▸ EXERCISE DIRECTIONS: List every line in this data where the string "color" occurs.

▸ INFORMATION SUPPLIED:
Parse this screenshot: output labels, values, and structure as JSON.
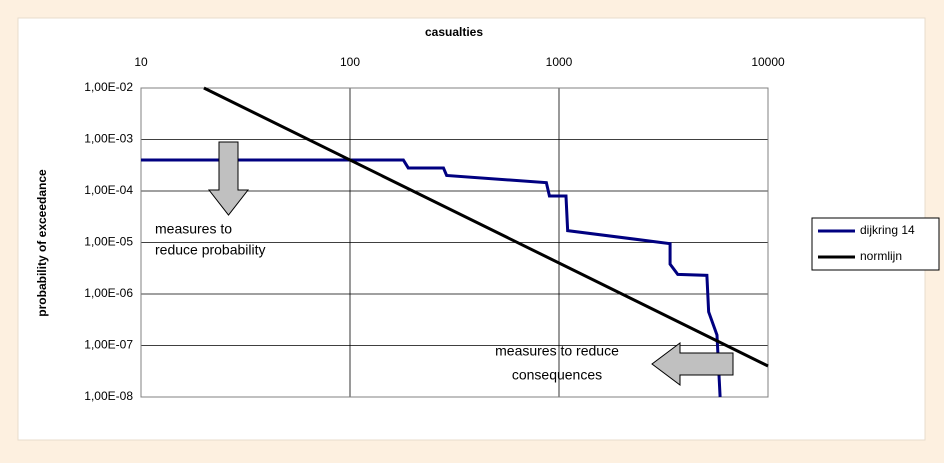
{
  "chart_data": {
    "type": "line",
    "x_label": "casualties",
    "y_label": "probability of exceedance",
    "log_x": true,
    "log_y": true,
    "grid": true,
    "legend": "right",
    "xlim": [
      10,
      10000
    ],
    "xticks": [
      10,
      100,
      1000,
      10000
    ],
    "ylim": [
      1e-08,
      0.01
    ],
    "yticks": [
      {
        "value": 1e-08,
        "label": "1,00E-08"
      },
      {
        "value": 1e-07,
        "label": "1,00E-07"
      },
      {
        "value": 1e-06,
        "label": "1,00E-06"
      },
      {
        "value": 1e-05,
        "label": "1,00E-05"
      },
      {
        "value": 0.0001,
        "label": "1,00E-04"
      },
      {
        "value": 0.001,
        "label": "1,00E-03"
      },
      {
        "value": 0.01,
        "label": "1,00E-02"
      }
    ],
    "series": [
      {
        "name": "dijkring 14",
        "color": "#000080",
        "x": [
          10,
          180,
          190,
          280,
          290,
          870,
          900,
          1080,
          1100,
          3400,
          3400,
          3700,
          5100,
          5200,
          5700,
          5900
        ],
        "values": [
          0.0004,
          0.0004,
          0.00028,
          0.00028,
          0.0002,
          0.000145,
          8e-05,
          8e-05,
          1.7e-05,
          9.5e-06,
          3.8e-06,
          2.4e-06,
          2.3e-06,
          4.5e-07,
          1.6e-07,
          1e-08
        ]
      },
      {
        "name": "normlijn",
        "color": "#000000",
        "x": [
          20,
          10000
        ],
        "values": [
          0.01,
          4e-08
        ]
      }
    ],
    "annotations": [
      {
        "lines": [
          "measures to",
          "reduce probability"
        ]
      },
      {
        "lines": [
          "measures to reduce",
          "consequences"
        ]
      }
    ]
  }
}
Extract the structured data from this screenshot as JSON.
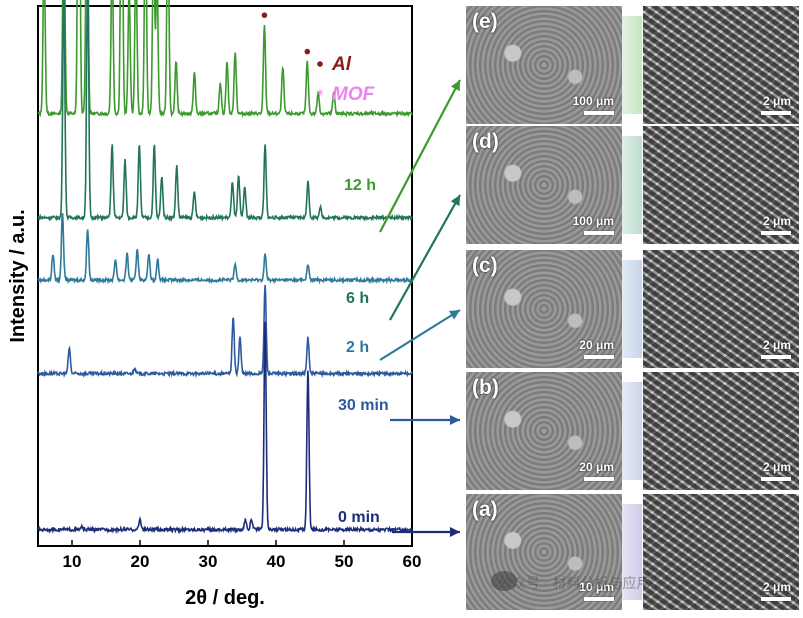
{
  "chart_data": {
    "type": "line",
    "xlabel": "2θ  / deg.",
    "ylabel": "Intensity / a.u.",
    "xlim": [
      5,
      60
    ],
    "xticks": [
      10,
      20,
      30,
      40,
      50,
      60
    ],
    "yticks": false,
    "legend": [
      {
        "symbol": "•",
        "label": "Al",
        "color": "#8b1a1a"
      },
      {
        "symbol": "*",
        "label": "MOF",
        "color": "#ee82ee"
      }
    ],
    "series": [
      {
        "name": "12 h",
        "color": "#3c9a2e",
        "baseline": 0.82,
        "peaks": [
          [
            5.9,
            0.3
          ],
          [
            8.8,
            0.42
          ],
          [
            11.0,
            0.85
          ],
          [
            12.2,
            0.55
          ],
          [
            15.9,
            0.3
          ],
          [
            17.3,
            0.58
          ],
          [
            18.4,
            0.24
          ],
          [
            19.4,
            0.3
          ],
          [
            20.8,
            0.38
          ],
          [
            22.0,
            0.34
          ],
          [
            22.5,
            0.26
          ],
          [
            24.1,
            0.39
          ],
          [
            25.3,
            0.1
          ],
          [
            28.0,
            0.08
          ],
          [
            31.8,
            0.06
          ],
          [
            32.8,
            0.1
          ],
          [
            34.0,
            0.12
          ],
          [
            38.3,
            0.17
          ],
          [
            41.0,
            0.09
          ],
          [
            44.6,
            0.1
          ],
          [
            46.2,
            0.04
          ],
          [
            48.5,
            0.04
          ]
        ]
      },
      {
        "name": "6 h",
        "color": "#23745a",
        "baseline": 0.62,
        "peaks": [
          [
            8.8,
            0.45
          ],
          [
            12.3,
            0.47
          ],
          [
            15.9,
            0.14
          ],
          [
            17.8,
            0.11
          ],
          [
            19.9,
            0.14
          ],
          [
            22.1,
            0.14
          ],
          [
            23.2,
            0.08
          ],
          [
            25.4,
            0.1
          ],
          [
            28.0,
            0.05
          ],
          [
            33.6,
            0.07
          ],
          [
            34.5,
            0.08
          ],
          [
            35.4,
            0.06
          ],
          [
            38.4,
            0.14
          ],
          [
            44.7,
            0.07
          ],
          [
            46.5,
            0.02
          ]
        ]
      },
      {
        "name": "2 h",
        "color": "#2f7a9c",
        "baseline": 0.5,
        "peaks": [
          [
            7.2,
            0.05
          ],
          [
            8.6,
            0.13
          ],
          [
            12.3,
            0.1
          ],
          [
            16.4,
            0.04
          ],
          [
            18.1,
            0.05
          ],
          [
            19.6,
            0.06
          ],
          [
            21.3,
            0.05
          ],
          [
            22.6,
            0.04
          ],
          [
            34.0,
            0.03
          ],
          [
            38.4,
            0.05
          ],
          [
            44.7,
            0.03
          ]
        ]
      },
      {
        "name": "30 min",
        "color": "#2d5a9e",
        "baseline": 0.32,
        "peaks": [
          [
            9.6,
            0.05
          ],
          [
            19.2,
            0.01
          ],
          [
            33.7,
            0.11
          ],
          [
            34.7,
            0.07
          ],
          [
            38.4,
            0.17
          ],
          [
            44.7,
            0.07
          ]
        ]
      },
      {
        "name": "0 min",
        "color": "#1e2d7a",
        "baseline": 0.02,
        "peaks": [
          [
            11.5,
            0.005
          ],
          [
            20.0,
            0.02
          ],
          [
            35.5,
            0.02
          ],
          [
            36.4,
            0.02
          ],
          [
            38.4,
            0.4
          ],
          [
            44.7,
            0.31
          ]
        ]
      }
    ],
    "mof_markers": [
      [
        5.9,
        12.2
      ],
      [
        11.0,
        12.2
      ],
      [
        15.9,
        12.2
      ],
      [
        17.3,
        12.2
      ],
      [
        18.4,
        12.2
      ],
      [
        19.4,
        12.2
      ],
      [
        20.8,
        12.2
      ],
      [
        22.0,
        12.2
      ],
      [
        24.1,
        12.2
      ]
    ],
    "al_markers": [
      [
        38.3,
        12.2
      ],
      [
        44.6,
        12.2
      ]
    ],
    "sem_panels": [
      {
        "id": "e",
        "label": "(e)",
        "low_scale": "100 μm",
        "high_scale": "2 μm",
        "arrow_from": "12 h"
      },
      {
        "id": "d",
        "label": "(d)",
        "low_scale": "100 μm",
        "high_scale": "2 μm",
        "arrow_from": "6 h"
      },
      {
        "id": "c",
        "label": "(c)",
        "low_scale": "20 μm",
        "high_scale": "2 μm",
        "arrow_from": "2 h"
      },
      {
        "id": "b",
        "label": "(b)",
        "low_scale": "20 μm",
        "high_scale": "2 μm",
        "arrow_from": "30 min"
      },
      {
        "id": "a",
        "label": "(a)",
        "low_scale": "10 μm",
        "high_scale": "2 μm",
        "arrow_from": "0 min"
      }
    ]
  },
  "watermark": "公众号 · 材料分析与应用"
}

▸ ANSWER FOR THE TASK:
        "color": "#000080",
        "color": "#000000",
        "color": "#8b1a1a"
        "color": "#ee82ee"
        "color": "#3c9a2e",
        "color": "#23745a",
        "color": "#2f7a9c",
        "color": "#2d5a9e",
        "color": "#1e2d7a",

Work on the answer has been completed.